— START OF Data provided —
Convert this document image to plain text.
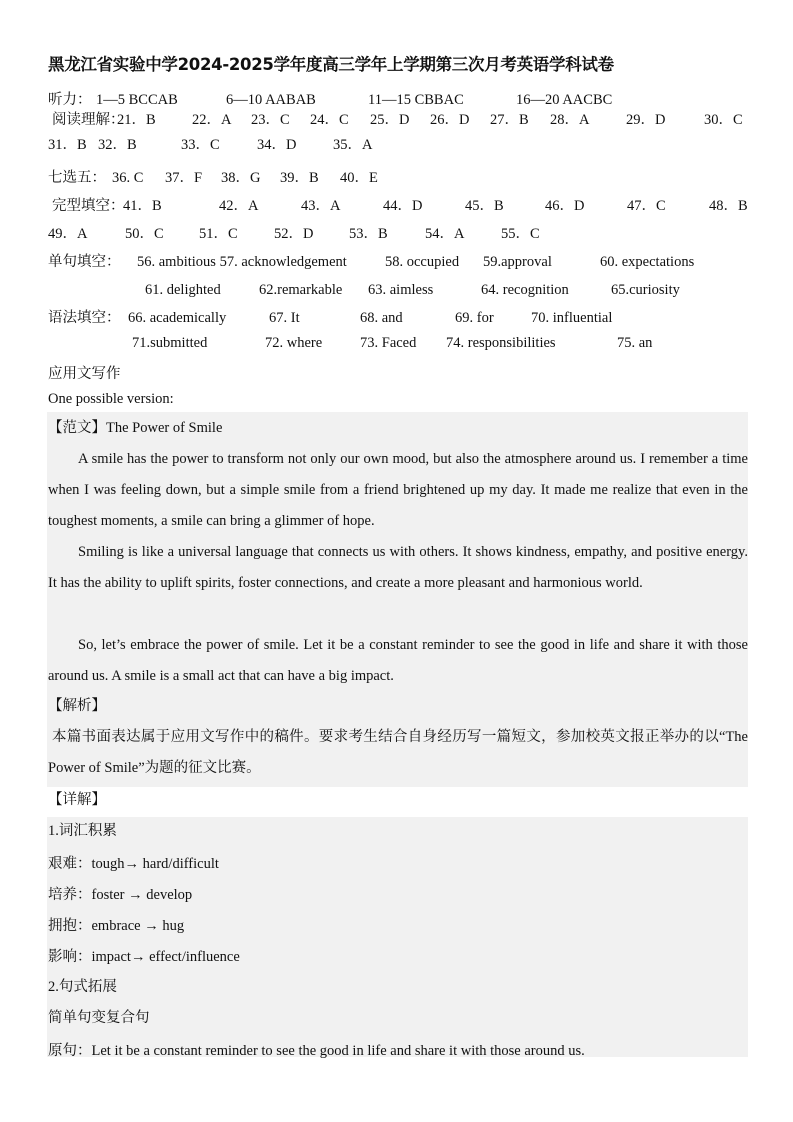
黑龙江省实验中学2024-2025学年度高三学年上学期第三次月考英语学科试卷
听力： 1—5 BCCAB	6—10 AABAB	11—15 CBBAC	16—20 AACBC
阅读理解：
21．B	22．A 23．C 24．C 25．D 26．D 27．B 28．A	29．D	30．C
31．B 32．B	33．C	34．D	35．A
七选五： 36. C 37．F 38．G 39．B 40．E
完型填空：
41．B	42．A	43．A	44．D	45．B	46．D	47．C	48．B
49．A	50．C 51．C	52．D 53．B	54．A	55．C
单句填空： 56. ambitious 57. acknowledgement	58. occupied 59.approval	60. expectations
61. delighted	62.remarkable 63. aimless	64. recognition	65.curiosity
语法填空： 66. academically	67. It	68. and	69. for	70. influential
71.submitted	72. where	73. Faced 74. responsibilities	75. an
应用文写作
One possible version:
【范文】The Power of Smile
A smile has the power to transform not only our own mood, but also the atmosphere around us. I remember a time when I was feeling down, but a simple smile from a friend brightened up my day. It made me realize that even in the toughest moments, a smile can bring a glimmer of hope.
Smiling is like a universal language that connects us with others. It shows kindness, empathy, and positive energy. It has the ability to uplift spirits, foster connections, and create a more pleasant and harmonious world.
So, let’s embrace the power of smile. Let it be a constant reminder to see the good in life and share it with those around us. A smile is a small act that can have a big impact.
【解析】
本篇书面表达属于应用文写作中的稿件。要求考生结合自身经历写一篇短文，参加校英文报正举办的以“The Power of Smile”为题的征文比赛。
【详解】
1.词汇积累
艰难：tough→ hard/difficult
培养：foster → develop
拥抱：embrace → hug
影响：impact→ effect/influence
2.句式拓展
简单句变复合句
原句：Let it be a constant reminder to see the good in life and share it with those around us.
— END OF Data provided —
• **Goal of the exercise**: From the records above, copy every line that holds the word "share".

• **Written answer**:
So, let’s embrace the power of smile. Let it be a constant reminder to see the good in life and share it with those around us. A smile is a small act that can have a big impact.
原句：Let it be a constant reminder to see the good in life and share it with those around us.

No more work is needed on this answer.